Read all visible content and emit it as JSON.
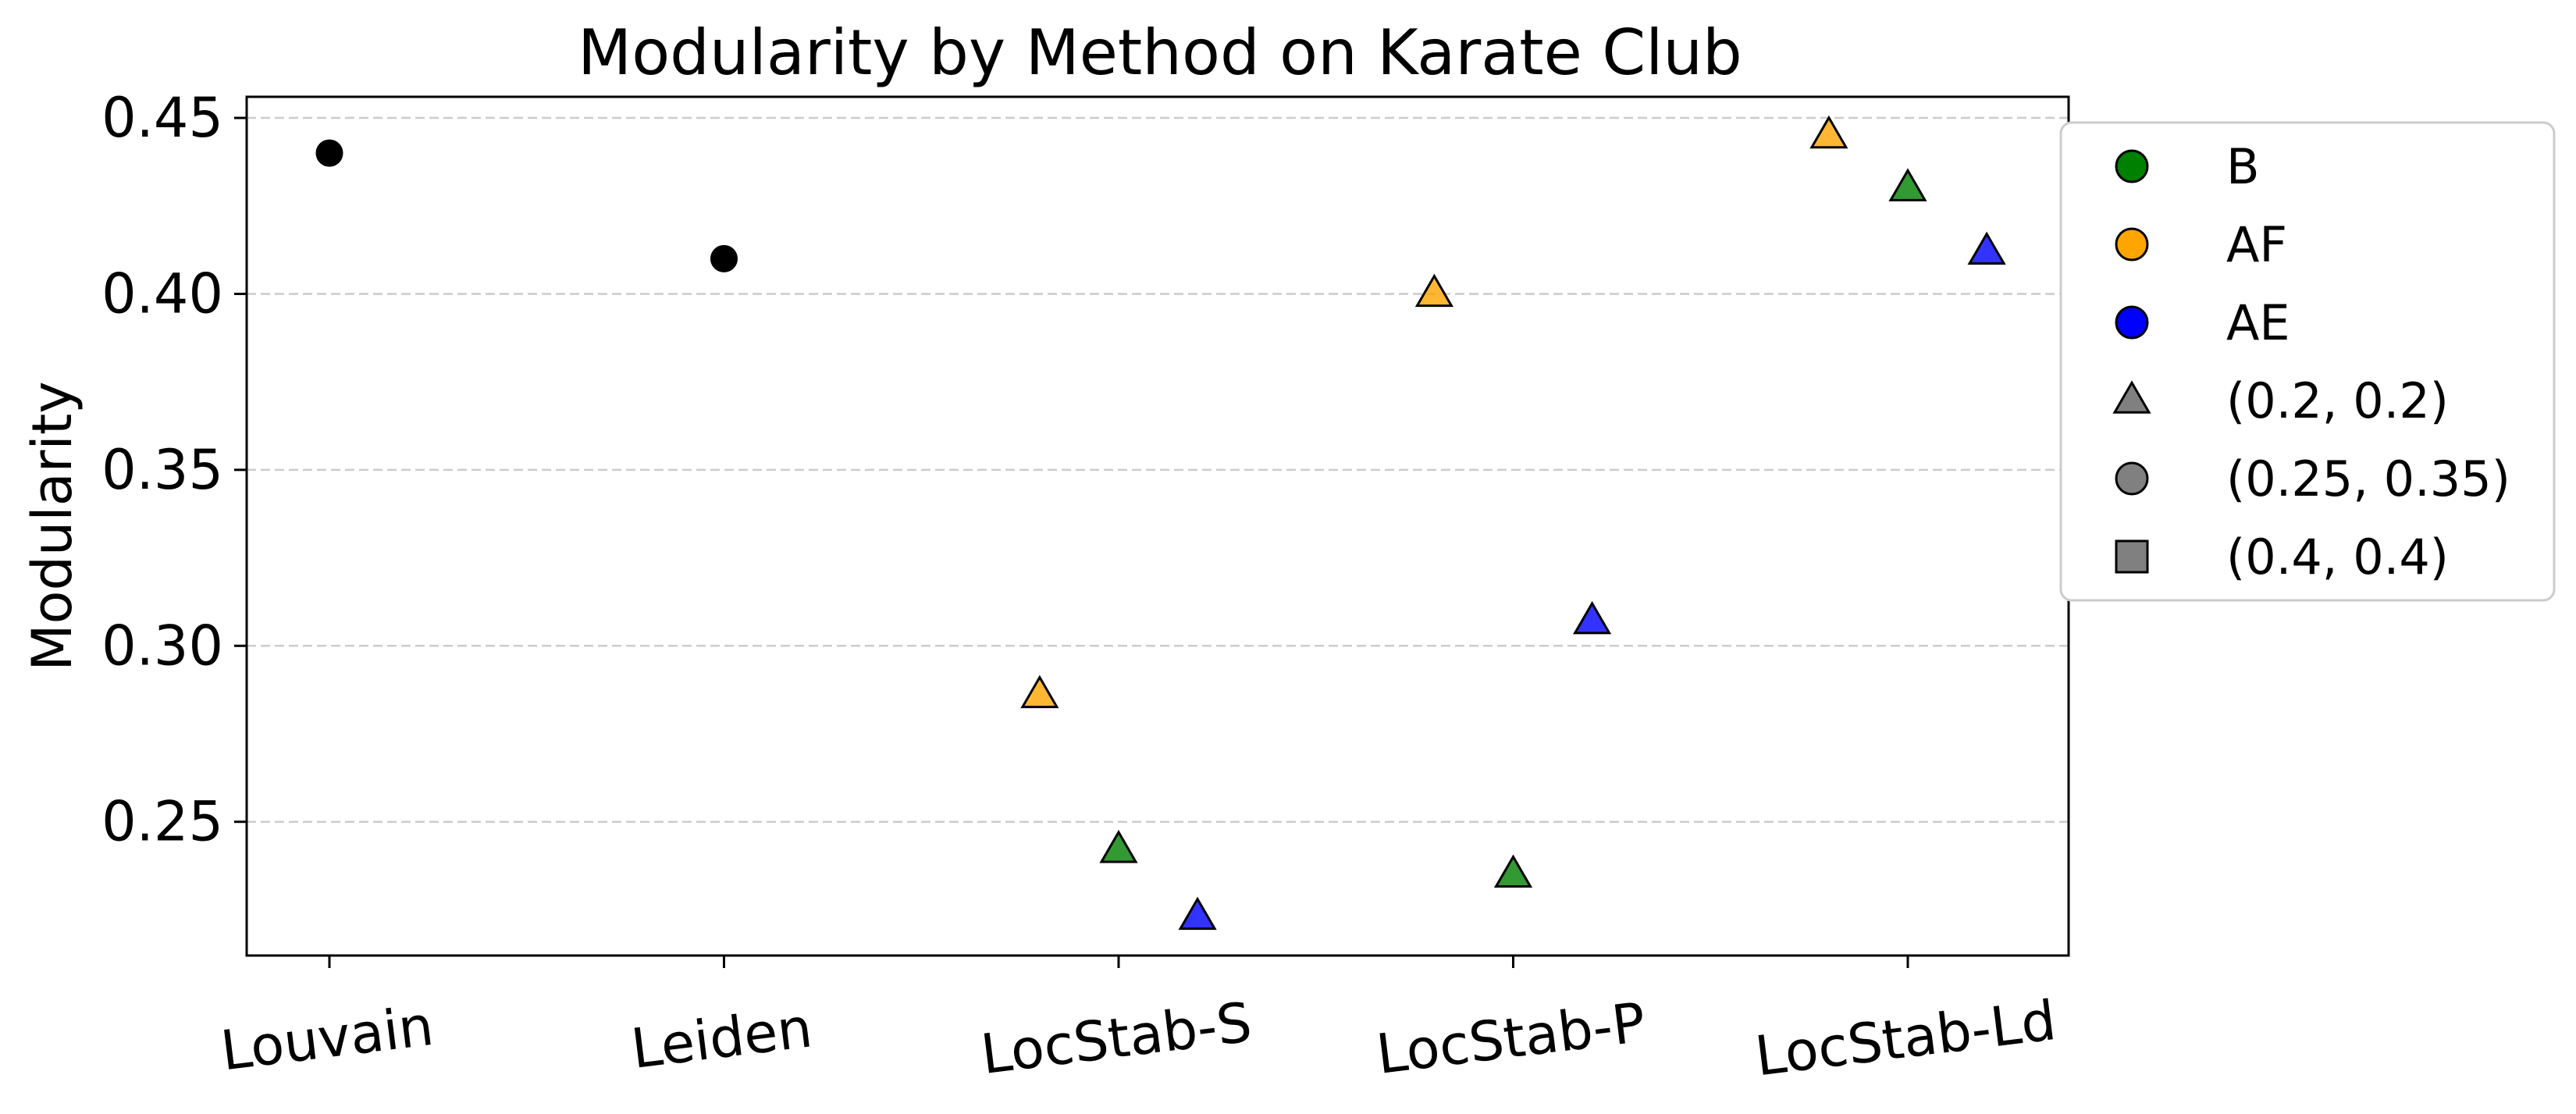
{
  "chart_data": {
    "type": "scatter",
    "title": "Modularity by Method on Karate Club",
    "xlabel": "",
    "ylabel": "Modularity",
    "categories": [
      "Louvain",
      "Leiden",
      "LocStab-S",
      "LocStab-P",
      "LocStab-Ld"
    ],
    "ylim": [
      0.212,
      0.456
    ],
    "yticks": [
      0.25,
      0.3,
      0.35,
      0.4,
      0.45
    ],
    "ytick_labels": [
      "0.25",
      "0.30",
      "0.35",
      "0.40",
      "0.45"
    ],
    "grid": "y-dashed",
    "legend_position": "outside-right",
    "series": [
      {
        "label": "Louvain",
        "color": "#000000",
        "marker": "circle",
        "category_index": 0,
        "offset": 0,
        "y": 0.44
      },
      {
        "label": "Leiden",
        "color": "#000000",
        "marker": "circle",
        "category_index": 1,
        "offset": 0,
        "y": 0.41
      },
      {
        "label": "AF",
        "color": "#ffa500",
        "marker": "triangle",
        "category_index": 2,
        "offset": -0.2,
        "y": 0.286
      },
      {
        "label": "B",
        "color": "#008000",
        "marker": "triangle",
        "category_index": 2,
        "offset": 0.0,
        "y": 0.242
      },
      {
        "label": "AE",
        "color": "#0000ff",
        "marker": "triangle",
        "category_index": 2,
        "offset": 0.2,
        "y": 0.223
      },
      {
        "label": "AF",
        "color": "#ffa500",
        "marker": "triangle",
        "category_index": 3,
        "offset": -0.2,
        "y": 0.4
      },
      {
        "label": "B",
        "color": "#008000",
        "marker": "triangle",
        "category_index": 3,
        "offset": 0.0,
        "y": 0.235
      },
      {
        "label": "AE",
        "color": "#0000ff",
        "marker": "triangle",
        "category_index": 3,
        "offset": 0.2,
        "y": 0.307
      },
      {
        "label": "AF",
        "color": "#ffa500",
        "marker": "triangle",
        "category_index": 4,
        "offset": -0.2,
        "y": 0.445
      },
      {
        "label": "B",
        "color": "#008000",
        "marker": "triangle",
        "category_index": 4,
        "offset": 0.0,
        "y": 0.43
      },
      {
        "label": "AE",
        "color": "#0000ff",
        "marker": "triangle",
        "category_index": 4,
        "offset": 0.2,
        "y": 0.412
      }
    ],
    "legend": [
      {
        "label": "B",
        "marker": "circle",
        "color": "#008000"
      },
      {
        "label": "AF",
        "marker": "circle",
        "color": "#ffa500"
      },
      {
        "label": "AE",
        "marker": "circle",
        "color": "#0000ff"
      },
      {
        "label": "(0.2, 0.2)",
        "marker": "triangle",
        "color": "#808080"
      },
      {
        "label": "(0.25, 0.35)",
        "marker": "circle",
        "color": "#808080"
      },
      {
        "label": "(0.4, 0.4)",
        "marker": "square",
        "color": "#808080"
      }
    ]
  }
}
------------------------------------
## Problem requirements
Print each of the records above exactly as written, leaving no picture in the copy.

## Answer to the task
Read all visible content and emit it as JSON.
{
  "chart_data": {
    "type": "scatter",
    "title": "Modularity by Method on Karate Club",
    "xlabel": "",
    "ylabel": "Modularity",
    "categories": [
      "Louvain",
      "Leiden",
      "LocStab-S",
      "LocStab-P",
      "LocStab-Ld"
    ],
    "ylim": [
      0.212,
      0.456
    ],
    "yticks": [
      0.25,
      0.3,
      0.35,
      0.4,
      0.45
    ],
    "ytick_labels": [
      "0.25",
      "0.30",
      "0.35",
      "0.40",
      "0.45"
    ],
    "grid": "y-dashed",
    "legend_position": "outside-right",
    "series": [
      {
        "label": "Louvain",
        "color": "#000000",
        "marker": "circle",
        "category_index": 0,
        "offset": 0,
        "y": 0.44
      },
      {
        "label": "Leiden",
        "color": "#000000",
        "marker": "circle",
        "category_index": 1,
        "offset": 0,
        "y": 0.41
      },
      {
        "label": "AF",
        "color": "#ffa500",
        "marker": "triangle",
        "category_index": 2,
        "offset": -0.2,
        "y": 0.286
      },
      {
        "label": "B",
        "color": "#008000",
        "marker": "triangle",
        "category_index": 2,
        "offset": 0.0,
        "y": 0.242
      },
      {
        "label": "AE",
        "color": "#0000ff",
        "marker": "triangle",
        "category_index": 2,
        "offset": 0.2,
        "y": 0.223
      },
      {
        "label": "AF",
        "color": "#ffa500",
        "marker": "triangle",
        "category_index": 3,
        "offset": -0.2,
        "y": 0.4
      },
      {
        "label": "B",
        "color": "#008000",
        "marker": "triangle",
        "category_index": 3,
        "offset": 0.0,
        "y": 0.235
      },
      {
        "label": "AE",
        "color": "#0000ff",
        "marker": "triangle",
        "category_index": 3,
        "offset": 0.2,
        "y": 0.307
      },
      {
        "label": "AF",
        "color": "#ffa500",
        "marker": "triangle",
        "category_index": 4,
        "offset": -0.2,
        "y": 0.445
      },
      {
        "label": "B",
        "color": "#008000",
        "marker": "triangle",
        "category_index": 4,
        "offset": 0.0,
        "y": 0.43
      },
      {
        "label": "AE",
        "color": "#0000ff",
        "marker": "triangle",
        "category_index": 4,
        "offset": 0.2,
        "y": 0.412
      }
    ],
    "legend": [
      {
        "label": "B",
        "marker": "circle",
        "color": "#008000"
      },
      {
        "label": "AF",
        "marker": "circle",
        "color": "#ffa500"
      },
      {
        "label": "AE",
        "marker": "circle",
        "color": "#0000ff"
      },
      {
        "label": "(0.2, 0.2)",
        "marker": "triangle",
        "color": "#808080"
      },
      {
        "label": "(0.25, 0.35)",
        "marker": "circle",
        "color": "#808080"
      },
      {
        "label": "(0.4, 0.4)",
        "marker": "square",
        "color": "#808080"
      }
    ]
  }
}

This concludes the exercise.